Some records

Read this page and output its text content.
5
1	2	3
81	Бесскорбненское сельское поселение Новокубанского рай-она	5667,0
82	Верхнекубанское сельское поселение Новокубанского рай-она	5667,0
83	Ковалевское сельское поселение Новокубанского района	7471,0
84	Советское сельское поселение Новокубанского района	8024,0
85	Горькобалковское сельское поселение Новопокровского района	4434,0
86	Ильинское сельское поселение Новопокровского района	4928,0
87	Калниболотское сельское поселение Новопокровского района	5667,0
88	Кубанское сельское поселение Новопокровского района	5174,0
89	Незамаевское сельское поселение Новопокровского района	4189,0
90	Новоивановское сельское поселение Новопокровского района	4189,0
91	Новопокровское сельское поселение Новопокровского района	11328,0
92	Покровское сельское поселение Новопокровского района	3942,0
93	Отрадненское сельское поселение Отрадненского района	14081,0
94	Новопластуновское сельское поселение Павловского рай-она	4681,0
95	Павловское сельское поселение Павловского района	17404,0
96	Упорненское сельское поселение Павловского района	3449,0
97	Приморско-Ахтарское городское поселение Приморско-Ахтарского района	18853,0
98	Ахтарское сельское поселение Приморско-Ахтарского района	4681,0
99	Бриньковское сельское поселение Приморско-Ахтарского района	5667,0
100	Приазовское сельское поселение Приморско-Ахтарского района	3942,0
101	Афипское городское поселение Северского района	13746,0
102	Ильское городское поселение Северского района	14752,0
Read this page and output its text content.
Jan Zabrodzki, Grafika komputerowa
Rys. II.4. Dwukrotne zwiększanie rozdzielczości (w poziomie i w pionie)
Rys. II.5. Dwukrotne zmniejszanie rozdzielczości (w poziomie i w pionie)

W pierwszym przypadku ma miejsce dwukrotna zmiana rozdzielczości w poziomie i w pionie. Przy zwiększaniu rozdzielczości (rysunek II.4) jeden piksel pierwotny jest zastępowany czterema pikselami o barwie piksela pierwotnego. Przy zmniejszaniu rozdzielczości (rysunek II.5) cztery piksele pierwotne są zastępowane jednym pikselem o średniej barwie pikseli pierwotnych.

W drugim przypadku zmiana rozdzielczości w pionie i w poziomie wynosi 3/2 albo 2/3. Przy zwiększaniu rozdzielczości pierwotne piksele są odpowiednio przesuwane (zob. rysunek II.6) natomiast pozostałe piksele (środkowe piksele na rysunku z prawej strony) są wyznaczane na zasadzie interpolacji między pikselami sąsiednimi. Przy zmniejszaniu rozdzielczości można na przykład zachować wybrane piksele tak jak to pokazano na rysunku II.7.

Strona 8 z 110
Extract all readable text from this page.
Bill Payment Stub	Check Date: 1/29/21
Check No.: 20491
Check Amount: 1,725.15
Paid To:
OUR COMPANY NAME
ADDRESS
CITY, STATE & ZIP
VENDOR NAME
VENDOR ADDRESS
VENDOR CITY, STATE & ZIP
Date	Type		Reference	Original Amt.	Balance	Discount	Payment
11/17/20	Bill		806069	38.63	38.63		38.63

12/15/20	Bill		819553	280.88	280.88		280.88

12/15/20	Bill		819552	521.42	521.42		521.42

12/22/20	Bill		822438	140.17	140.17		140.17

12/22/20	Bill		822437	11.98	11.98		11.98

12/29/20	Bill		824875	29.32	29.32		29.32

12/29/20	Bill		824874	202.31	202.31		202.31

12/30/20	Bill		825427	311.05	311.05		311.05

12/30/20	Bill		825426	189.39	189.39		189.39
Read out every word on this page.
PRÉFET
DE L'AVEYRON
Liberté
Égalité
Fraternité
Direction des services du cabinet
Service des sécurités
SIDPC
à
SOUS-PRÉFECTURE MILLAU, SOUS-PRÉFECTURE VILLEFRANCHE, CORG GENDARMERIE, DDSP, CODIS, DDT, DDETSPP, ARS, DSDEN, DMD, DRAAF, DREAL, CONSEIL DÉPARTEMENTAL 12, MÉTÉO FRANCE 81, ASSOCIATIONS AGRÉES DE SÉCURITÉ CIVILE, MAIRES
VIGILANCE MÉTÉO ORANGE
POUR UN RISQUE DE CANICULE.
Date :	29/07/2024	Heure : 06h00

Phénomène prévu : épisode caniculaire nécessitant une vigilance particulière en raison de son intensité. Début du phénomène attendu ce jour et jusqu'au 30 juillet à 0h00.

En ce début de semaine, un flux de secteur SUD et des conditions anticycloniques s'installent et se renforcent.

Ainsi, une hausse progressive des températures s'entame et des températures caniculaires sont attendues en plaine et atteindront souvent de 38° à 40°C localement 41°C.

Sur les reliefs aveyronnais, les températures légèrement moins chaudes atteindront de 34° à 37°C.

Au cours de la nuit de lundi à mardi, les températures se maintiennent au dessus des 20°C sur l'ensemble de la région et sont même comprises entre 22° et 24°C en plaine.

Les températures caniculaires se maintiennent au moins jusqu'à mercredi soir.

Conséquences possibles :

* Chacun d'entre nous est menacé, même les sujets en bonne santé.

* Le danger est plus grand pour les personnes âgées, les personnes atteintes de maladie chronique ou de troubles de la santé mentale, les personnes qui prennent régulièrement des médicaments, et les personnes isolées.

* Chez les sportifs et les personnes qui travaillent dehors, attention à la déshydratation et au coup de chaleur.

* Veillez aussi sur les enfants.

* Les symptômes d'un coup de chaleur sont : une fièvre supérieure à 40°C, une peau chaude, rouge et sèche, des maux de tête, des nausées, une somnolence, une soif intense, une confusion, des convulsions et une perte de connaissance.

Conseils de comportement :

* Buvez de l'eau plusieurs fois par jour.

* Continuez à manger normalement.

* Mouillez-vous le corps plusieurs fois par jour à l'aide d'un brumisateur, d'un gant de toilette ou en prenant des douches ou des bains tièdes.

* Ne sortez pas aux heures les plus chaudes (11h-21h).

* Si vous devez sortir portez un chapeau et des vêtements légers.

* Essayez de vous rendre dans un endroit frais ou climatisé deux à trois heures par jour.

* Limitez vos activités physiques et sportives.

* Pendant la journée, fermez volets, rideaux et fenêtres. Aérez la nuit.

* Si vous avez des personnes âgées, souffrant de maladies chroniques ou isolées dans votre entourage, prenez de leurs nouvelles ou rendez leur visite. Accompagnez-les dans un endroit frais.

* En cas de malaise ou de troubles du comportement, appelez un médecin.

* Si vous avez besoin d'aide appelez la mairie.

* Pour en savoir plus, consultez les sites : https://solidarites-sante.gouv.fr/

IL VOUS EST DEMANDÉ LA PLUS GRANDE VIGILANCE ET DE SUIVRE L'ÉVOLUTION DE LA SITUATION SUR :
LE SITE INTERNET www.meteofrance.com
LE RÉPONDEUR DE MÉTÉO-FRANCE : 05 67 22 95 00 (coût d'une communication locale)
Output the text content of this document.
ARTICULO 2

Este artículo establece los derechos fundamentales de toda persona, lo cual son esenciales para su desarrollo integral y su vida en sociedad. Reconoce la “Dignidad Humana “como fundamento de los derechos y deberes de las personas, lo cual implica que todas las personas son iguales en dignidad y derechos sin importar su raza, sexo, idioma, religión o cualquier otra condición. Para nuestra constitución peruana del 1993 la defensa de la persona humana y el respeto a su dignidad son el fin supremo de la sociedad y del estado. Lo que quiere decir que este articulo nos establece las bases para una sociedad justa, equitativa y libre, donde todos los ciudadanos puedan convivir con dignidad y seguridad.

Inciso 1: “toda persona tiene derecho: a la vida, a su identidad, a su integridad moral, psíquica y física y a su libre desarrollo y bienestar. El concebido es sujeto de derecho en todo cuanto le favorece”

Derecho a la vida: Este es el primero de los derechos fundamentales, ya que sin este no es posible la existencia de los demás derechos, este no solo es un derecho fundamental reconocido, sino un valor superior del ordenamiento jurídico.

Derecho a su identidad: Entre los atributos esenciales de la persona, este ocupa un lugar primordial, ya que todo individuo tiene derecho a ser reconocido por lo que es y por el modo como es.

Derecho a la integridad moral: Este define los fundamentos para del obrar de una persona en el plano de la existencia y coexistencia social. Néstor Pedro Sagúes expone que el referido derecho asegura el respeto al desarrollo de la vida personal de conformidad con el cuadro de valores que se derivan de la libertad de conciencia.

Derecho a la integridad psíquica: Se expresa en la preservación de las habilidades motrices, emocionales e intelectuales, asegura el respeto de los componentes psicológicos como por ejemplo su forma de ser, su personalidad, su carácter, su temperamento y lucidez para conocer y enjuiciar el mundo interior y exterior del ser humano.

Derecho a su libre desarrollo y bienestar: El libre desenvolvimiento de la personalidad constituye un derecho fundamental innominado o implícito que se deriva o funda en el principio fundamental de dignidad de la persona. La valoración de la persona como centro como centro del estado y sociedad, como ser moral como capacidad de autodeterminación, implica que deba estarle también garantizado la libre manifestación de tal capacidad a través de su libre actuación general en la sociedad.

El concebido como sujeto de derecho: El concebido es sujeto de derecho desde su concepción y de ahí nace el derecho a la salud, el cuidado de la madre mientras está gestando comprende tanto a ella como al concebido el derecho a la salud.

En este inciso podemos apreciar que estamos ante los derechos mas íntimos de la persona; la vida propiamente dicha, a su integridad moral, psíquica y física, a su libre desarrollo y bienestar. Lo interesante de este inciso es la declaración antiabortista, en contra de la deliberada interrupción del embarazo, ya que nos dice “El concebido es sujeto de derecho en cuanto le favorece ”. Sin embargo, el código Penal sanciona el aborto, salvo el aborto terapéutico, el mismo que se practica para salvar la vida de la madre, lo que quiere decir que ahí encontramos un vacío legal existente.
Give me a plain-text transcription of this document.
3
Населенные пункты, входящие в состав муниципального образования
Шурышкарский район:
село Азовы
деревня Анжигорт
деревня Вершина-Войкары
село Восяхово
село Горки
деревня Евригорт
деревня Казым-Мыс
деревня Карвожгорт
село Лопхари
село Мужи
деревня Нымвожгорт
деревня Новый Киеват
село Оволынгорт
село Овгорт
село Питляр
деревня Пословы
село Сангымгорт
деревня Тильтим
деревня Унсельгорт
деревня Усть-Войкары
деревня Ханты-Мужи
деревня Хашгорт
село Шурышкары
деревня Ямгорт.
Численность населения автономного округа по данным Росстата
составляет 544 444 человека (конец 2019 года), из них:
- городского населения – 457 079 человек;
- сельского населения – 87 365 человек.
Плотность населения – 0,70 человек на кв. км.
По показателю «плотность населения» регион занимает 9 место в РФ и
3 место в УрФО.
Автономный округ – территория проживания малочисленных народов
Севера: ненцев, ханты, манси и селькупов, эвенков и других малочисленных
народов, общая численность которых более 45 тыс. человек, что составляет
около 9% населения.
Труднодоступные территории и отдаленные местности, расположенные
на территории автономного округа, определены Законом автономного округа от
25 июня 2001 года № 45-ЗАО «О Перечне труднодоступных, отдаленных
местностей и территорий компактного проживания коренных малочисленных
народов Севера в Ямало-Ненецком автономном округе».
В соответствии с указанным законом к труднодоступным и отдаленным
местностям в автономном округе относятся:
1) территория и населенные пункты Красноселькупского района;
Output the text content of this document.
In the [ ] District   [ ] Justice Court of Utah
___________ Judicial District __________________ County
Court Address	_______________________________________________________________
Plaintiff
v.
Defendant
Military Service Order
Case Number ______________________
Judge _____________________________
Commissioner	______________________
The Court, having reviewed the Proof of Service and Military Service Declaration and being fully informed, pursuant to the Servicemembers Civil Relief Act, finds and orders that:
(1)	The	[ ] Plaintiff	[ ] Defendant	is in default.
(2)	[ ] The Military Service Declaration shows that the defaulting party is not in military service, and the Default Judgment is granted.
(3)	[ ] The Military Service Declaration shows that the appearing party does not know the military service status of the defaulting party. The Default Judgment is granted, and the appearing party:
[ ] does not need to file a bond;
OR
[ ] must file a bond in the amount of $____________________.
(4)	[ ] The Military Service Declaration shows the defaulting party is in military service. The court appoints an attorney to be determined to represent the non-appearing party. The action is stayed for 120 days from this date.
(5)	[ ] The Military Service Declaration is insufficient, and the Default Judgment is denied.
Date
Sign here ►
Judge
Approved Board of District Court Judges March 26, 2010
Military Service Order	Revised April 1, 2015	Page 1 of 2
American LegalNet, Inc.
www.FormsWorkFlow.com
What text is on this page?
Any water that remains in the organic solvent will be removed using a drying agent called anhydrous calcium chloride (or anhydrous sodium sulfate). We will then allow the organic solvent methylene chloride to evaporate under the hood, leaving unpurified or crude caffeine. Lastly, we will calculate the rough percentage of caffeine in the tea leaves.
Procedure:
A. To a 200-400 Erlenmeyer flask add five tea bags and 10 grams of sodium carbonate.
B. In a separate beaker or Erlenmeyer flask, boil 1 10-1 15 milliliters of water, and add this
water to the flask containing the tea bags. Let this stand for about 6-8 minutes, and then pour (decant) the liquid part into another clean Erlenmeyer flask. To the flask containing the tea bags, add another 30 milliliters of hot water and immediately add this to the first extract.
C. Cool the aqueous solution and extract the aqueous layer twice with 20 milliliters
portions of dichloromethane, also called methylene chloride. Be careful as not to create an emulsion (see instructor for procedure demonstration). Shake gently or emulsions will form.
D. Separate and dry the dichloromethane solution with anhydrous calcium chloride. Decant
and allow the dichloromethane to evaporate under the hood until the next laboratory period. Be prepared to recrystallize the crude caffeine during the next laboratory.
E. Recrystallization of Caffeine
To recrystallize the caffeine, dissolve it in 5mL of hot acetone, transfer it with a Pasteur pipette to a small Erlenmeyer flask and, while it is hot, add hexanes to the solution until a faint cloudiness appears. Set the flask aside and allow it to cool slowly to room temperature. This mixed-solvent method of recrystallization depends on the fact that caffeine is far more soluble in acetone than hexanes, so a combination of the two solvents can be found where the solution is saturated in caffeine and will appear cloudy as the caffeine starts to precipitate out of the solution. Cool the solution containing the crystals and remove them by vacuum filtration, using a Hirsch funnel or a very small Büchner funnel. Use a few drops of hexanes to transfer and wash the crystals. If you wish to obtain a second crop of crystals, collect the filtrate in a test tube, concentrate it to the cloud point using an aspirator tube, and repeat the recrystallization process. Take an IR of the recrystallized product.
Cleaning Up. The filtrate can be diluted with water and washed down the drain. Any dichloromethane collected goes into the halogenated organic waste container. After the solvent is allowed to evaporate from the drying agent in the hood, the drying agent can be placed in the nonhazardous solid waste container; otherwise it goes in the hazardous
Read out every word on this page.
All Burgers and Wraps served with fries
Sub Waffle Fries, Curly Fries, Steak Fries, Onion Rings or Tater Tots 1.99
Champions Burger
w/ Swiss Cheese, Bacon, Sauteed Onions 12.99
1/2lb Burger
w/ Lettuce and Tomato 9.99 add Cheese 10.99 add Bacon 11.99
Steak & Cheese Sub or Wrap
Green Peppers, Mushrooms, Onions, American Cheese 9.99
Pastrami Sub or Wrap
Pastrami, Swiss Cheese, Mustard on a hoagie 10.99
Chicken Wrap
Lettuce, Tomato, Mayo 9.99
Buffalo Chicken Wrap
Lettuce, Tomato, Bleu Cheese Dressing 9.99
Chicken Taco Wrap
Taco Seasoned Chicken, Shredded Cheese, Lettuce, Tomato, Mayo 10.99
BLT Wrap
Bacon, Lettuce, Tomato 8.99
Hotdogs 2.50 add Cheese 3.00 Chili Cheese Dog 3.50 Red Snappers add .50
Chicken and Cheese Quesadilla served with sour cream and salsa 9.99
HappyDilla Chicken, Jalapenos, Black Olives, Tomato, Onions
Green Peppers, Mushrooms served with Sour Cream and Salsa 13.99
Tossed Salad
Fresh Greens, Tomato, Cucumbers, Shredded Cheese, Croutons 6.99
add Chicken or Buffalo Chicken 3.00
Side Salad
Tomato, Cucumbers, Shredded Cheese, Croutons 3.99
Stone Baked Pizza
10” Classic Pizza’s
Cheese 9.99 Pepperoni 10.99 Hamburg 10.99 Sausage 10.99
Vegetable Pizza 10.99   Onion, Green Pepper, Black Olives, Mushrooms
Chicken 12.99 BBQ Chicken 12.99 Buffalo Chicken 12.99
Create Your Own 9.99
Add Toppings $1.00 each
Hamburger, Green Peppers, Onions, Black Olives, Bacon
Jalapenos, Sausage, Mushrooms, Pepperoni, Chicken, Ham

EXERCISE -> Say the number of lines in the records above that include the string "santé", and no more.

RESULT FOR THIS TASK -> 2